§ Given request: Repeat each entry exactly and drop the pictures.

§ Records for this task:
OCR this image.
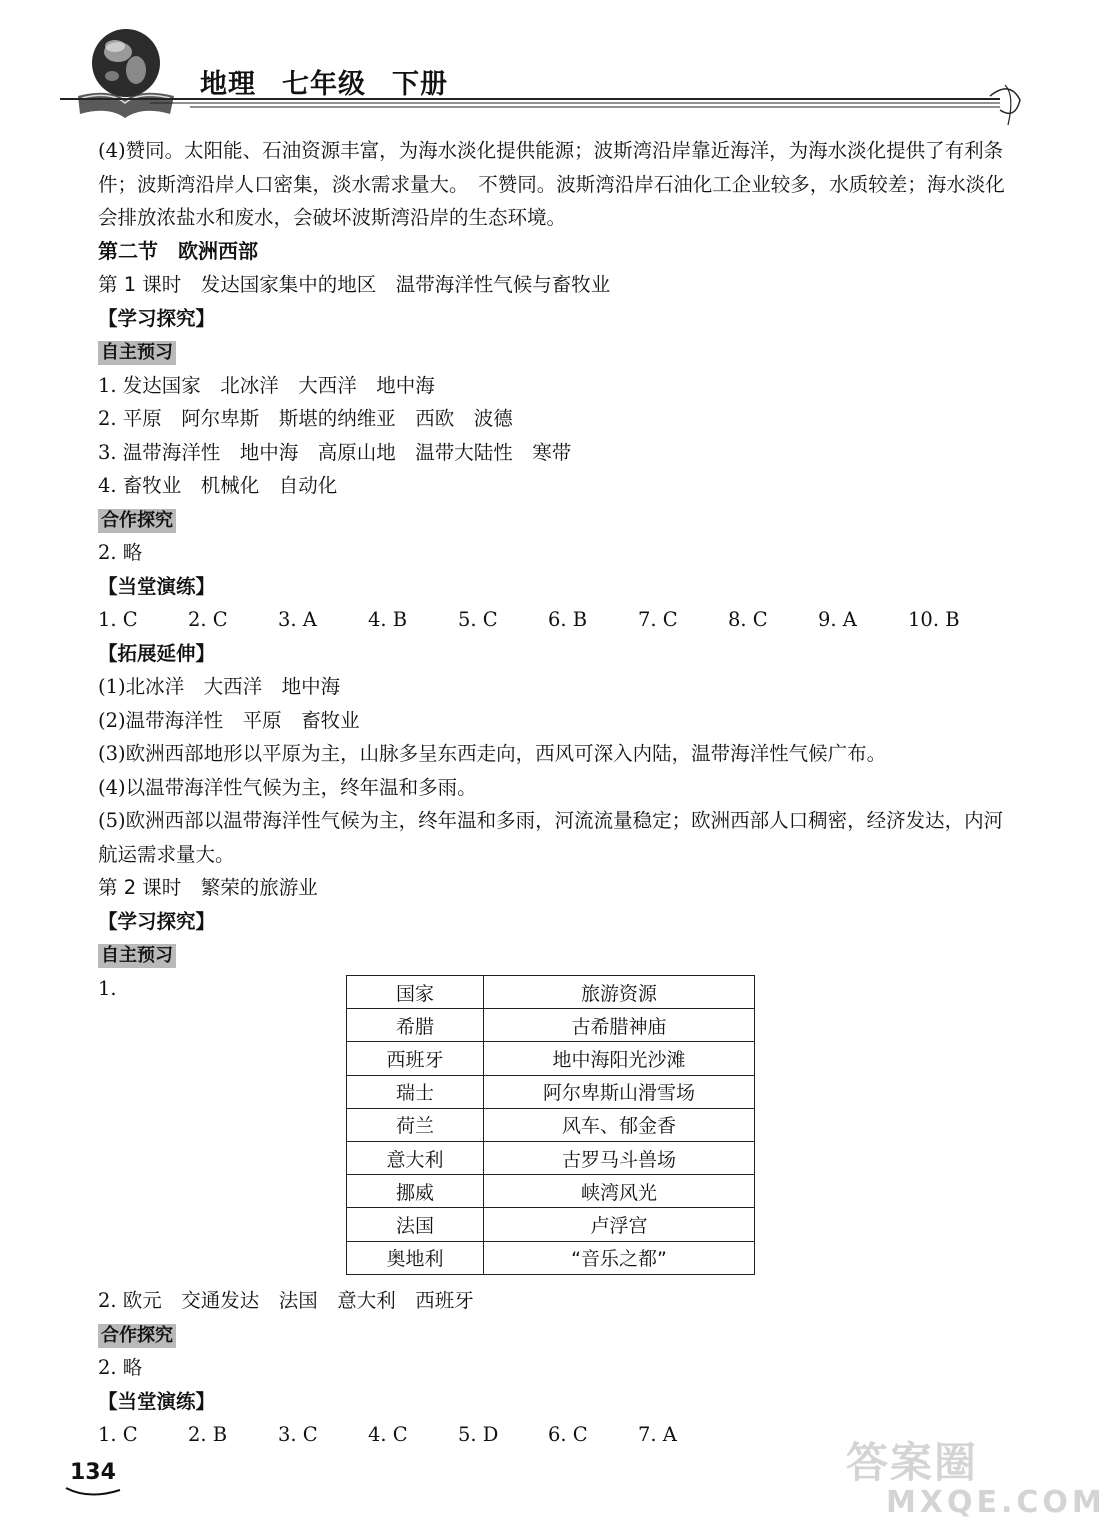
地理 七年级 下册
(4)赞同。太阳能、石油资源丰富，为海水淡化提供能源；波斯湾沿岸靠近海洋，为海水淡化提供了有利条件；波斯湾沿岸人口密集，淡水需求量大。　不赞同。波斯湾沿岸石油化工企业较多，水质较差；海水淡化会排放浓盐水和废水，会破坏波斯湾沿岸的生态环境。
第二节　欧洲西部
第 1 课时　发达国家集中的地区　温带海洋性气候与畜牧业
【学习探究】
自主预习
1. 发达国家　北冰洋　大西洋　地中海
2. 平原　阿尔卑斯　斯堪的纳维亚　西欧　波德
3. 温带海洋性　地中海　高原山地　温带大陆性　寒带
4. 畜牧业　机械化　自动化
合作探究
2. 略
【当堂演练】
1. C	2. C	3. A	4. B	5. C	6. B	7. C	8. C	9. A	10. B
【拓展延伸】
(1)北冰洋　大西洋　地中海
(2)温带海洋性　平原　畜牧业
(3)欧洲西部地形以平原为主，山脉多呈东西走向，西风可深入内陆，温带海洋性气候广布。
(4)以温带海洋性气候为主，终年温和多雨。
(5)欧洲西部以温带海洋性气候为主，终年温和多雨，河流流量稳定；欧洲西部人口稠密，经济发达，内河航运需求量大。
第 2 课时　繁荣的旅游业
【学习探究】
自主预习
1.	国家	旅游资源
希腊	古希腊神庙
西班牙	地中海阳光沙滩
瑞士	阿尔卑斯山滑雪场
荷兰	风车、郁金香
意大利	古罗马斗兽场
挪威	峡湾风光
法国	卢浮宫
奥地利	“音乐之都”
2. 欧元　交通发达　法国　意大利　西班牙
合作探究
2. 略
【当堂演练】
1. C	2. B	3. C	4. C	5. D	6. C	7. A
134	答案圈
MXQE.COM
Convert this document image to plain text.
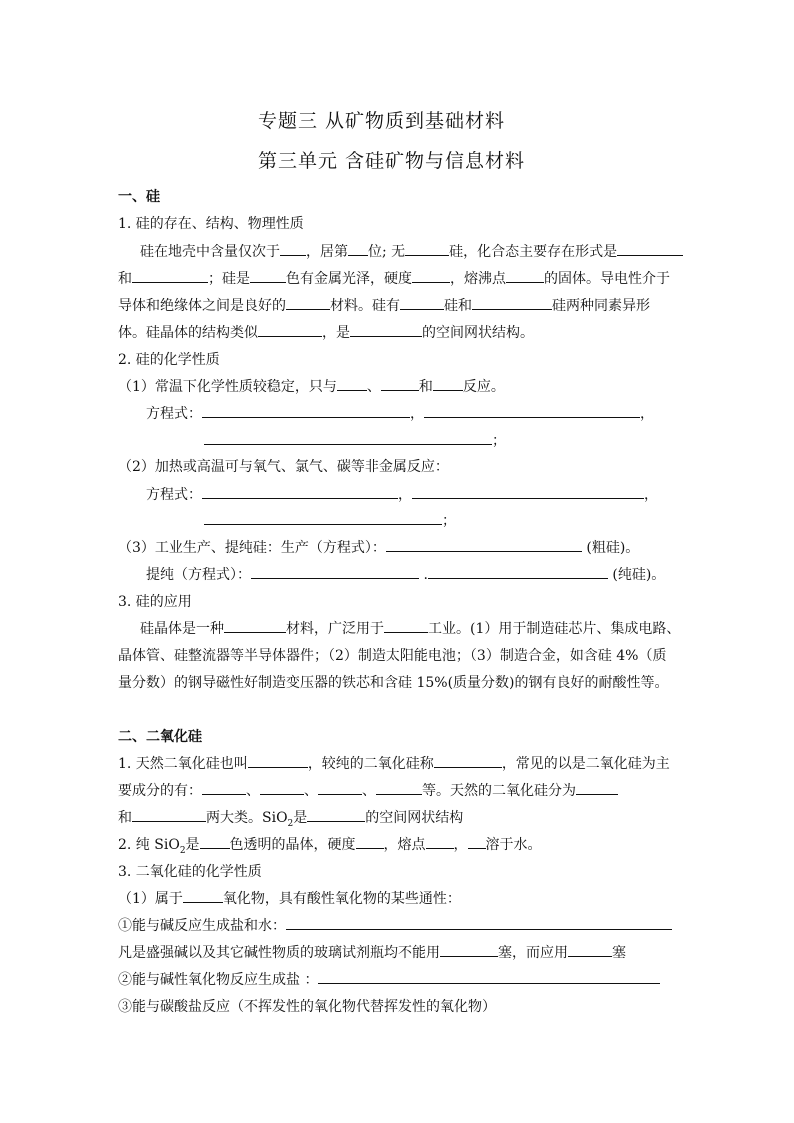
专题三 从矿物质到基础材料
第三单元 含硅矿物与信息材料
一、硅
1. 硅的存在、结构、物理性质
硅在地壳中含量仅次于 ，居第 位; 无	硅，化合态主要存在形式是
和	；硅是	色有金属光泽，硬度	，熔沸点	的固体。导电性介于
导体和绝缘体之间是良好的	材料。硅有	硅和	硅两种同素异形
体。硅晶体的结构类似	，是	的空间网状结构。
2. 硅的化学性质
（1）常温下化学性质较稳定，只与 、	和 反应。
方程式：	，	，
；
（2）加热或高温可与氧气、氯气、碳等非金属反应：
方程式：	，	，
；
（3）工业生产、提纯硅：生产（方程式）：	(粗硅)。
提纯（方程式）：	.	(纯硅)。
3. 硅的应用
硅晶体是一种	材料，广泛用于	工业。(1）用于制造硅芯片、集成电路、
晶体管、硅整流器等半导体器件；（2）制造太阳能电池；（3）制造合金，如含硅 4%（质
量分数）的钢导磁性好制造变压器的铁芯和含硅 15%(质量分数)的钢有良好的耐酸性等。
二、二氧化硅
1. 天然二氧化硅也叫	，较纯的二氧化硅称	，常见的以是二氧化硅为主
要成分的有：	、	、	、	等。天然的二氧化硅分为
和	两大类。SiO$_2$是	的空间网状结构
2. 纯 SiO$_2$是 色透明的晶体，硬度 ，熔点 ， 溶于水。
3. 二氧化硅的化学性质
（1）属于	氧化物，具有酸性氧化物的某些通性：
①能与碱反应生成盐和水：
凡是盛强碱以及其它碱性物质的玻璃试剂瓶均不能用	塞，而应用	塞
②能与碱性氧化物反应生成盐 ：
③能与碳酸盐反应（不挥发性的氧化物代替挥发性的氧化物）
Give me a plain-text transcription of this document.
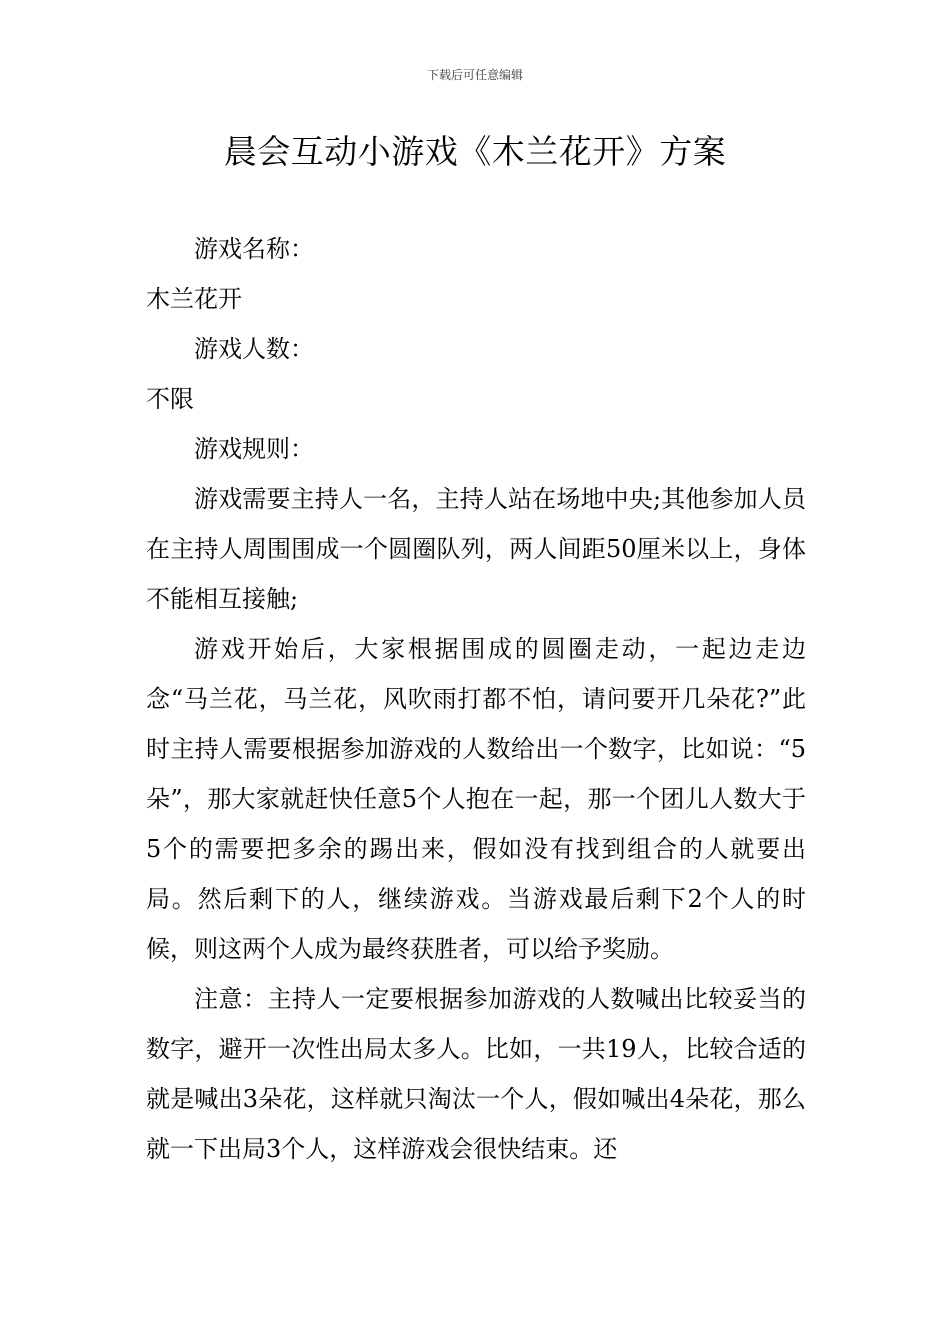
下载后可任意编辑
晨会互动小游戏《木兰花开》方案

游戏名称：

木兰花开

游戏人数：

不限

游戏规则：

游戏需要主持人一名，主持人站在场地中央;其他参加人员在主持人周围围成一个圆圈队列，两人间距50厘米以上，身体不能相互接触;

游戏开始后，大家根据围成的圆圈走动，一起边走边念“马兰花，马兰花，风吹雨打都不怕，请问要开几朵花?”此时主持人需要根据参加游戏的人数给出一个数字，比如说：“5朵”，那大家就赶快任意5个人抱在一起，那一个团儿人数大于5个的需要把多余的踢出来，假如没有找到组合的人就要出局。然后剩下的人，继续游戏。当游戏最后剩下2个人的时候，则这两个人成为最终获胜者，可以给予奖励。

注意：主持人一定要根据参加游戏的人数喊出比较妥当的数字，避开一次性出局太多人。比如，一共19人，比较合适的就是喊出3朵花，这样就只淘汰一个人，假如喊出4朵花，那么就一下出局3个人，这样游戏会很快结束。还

§ Written solution:
OCR this image.
地理 七年级 下册
(4)赞同。太阳能、石油资源丰富，为海水淡化提供能源；波斯湾沿岸靠近海洋，为海水淡化提供了有利条件；波斯湾沿岸人口密集，淡水需求量大。　不赞同。波斯湾沿岸石油化工企业较多，水质较差；海水淡化会排放浓盐水和废水，会破坏波斯湾沿岸的生态环境。
第二节　欧洲西部
第 1 课时　发达国家集中的地区　温带海洋性气候与畜牧业
【学习探究】
自主预习
1. 发达国家　北冰洋　大西洋　地中海
2. 平原　阿尔卑斯　斯堪的纳维亚　西欧　波德
3. 温带海洋性　地中海　高原山地　温带大陆性　寒带
4. 畜牧业　机械化　自动化
合作探究
2. 略
【当堂演练】
1. C	2. C	3. A	4. B	5. C	6. B	7. C	8. C	9. A	10. B
【拓展延伸】
(1)北冰洋　大西洋　地中海
(2)温带海洋性　平原　畜牧业
(3)欧洲西部地形以平原为主，山脉多呈东西走向，西风可深入内陆，温带海洋性气候广布。
(4)以温带海洋性气候为主，终年温和多雨。
(5)欧洲西部以温带海洋性气候为主，终年温和多雨，河流流量稳定；欧洲西部人口稠密，经济发达，内河航运需求量大。
第 2 课时　繁荣的旅游业
【学习探究】
自主预习
1.	国家	旅游资源
希腊	古希腊神庙
西班牙	地中海阳光沙滩
瑞士	阿尔卑斯山滑雪场
荷兰	风车、郁金香
意大利	古罗马斗兽场
挪威	峡湾风光
法国	卢浮宫
奥地利	“音乐之都”
2. 欧元　交通发达　法国　意大利　西班牙
合作探究
2. 略
【当堂演练】
1. C	2. B	3. C	4. C	5. D	6. C	7. A
134	答案圈
MXQE.COM
Convert this document image to plain text.
专题三 从矿物质到基础材料
第三单元 含硅矿物与信息材料
一、硅
1. 硅的存在、结构、物理性质
硅在地壳中含量仅次于 ，居第 位; 无	硅，化合态主要存在形式是
和	；硅是	色有金属光泽，硬度	，熔沸点	的固体。导电性介于
导体和绝缘体之间是良好的	材料。硅有	硅和	硅两种同素异形
体。硅晶体的结构类似	，是	的空间网状结构。
2. 硅的化学性质
（1）常温下化学性质较稳定，只与 、	和 反应。
方程式：	，	，
；
（2）加热或高温可与氧气、氯气、碳等非金属反应：
方程式：	，	，
；
（3）工业生产、提纯硅：生产（方程式）：	(粗硅)。
提纯（方程式）：	.	(纯硅)。
3. 硅的应用
硅晶体是一种	材料，广泛用于	工业。(1）用于制造硅芯片、集成电路、
晶体管、硅整流器等半导体器件；（2）制造太阳能电池；（3）制造合金，如含硅 4%（质
量分数）的钢导磁性好制造变压器的铁芯和含硅 15%(质量分数)的钢有良好的耐酸性等。
二、二氧化硅
1. 天然二氧化硅也叫	，较纯的二氧化硅称	，常见的以是二氧化硅为主
要成分的有：	、	、	、	等。天然的二氧化硅分为
和	两大类。SiO$_2$是	的空间网状结构
2. 纯 SiO$_2$是 色透明的晶体，硬度 ，熔点 ， 溶于水。
3. 二氧化硅的化学性质
（1）属于	氧化物，具有酸性氧化物的某些通性：
①能与碱反应生成盐和水：
凡是盛强碱以及其它碱性物质的玻璃试剂瓶均不能用	塞，而应用	塞
②能与碱性氧化物反应生成盐 ：
③能与碳酸盐反应（不挥发性的氧化物代替挥发性的氧化物）
Give me a plain-text transcription of this document.
下载后可任意编辑
晨会互动小游戏《木兰花开》方案

游戏名称：

木兰花开

游戏人数：

不限

游戏规则：

游戏需要主持人一名，主持人站在场地中央;其他参加人员在主持人周围围成一个圆圈队列，两人间距50厘米以上，身体不能相互接触;

游戏开始后，大家根据围成的圆圈走动，一起边走边念“马兰花，马兰花，风吹雨打都不怕，请问要开几朵花?”此时主持人需要根据参加游戏的人数给出一个数字，比如说：“5朵”，那大家就赶快任意5个人抱在一起，那一个团儿人数大于5个的需要把多余的踢出来，假如没有找到组合的人就要出局。然后剩下的人，继续游戏。当游戏最后剩下2个人的时候，则这两个人成为最终获胜者，可以给予奖励。

注意：主持人一定要根据参加游戏的人数喊出比较妥当的数字，避开一次性出局太多人。比如，一共19人，比较合适的就是喊出3朵花，这样就只淘汰一个人，假如喊出4朵花，那么就一下出局3个人，这样游戏会很快结束。还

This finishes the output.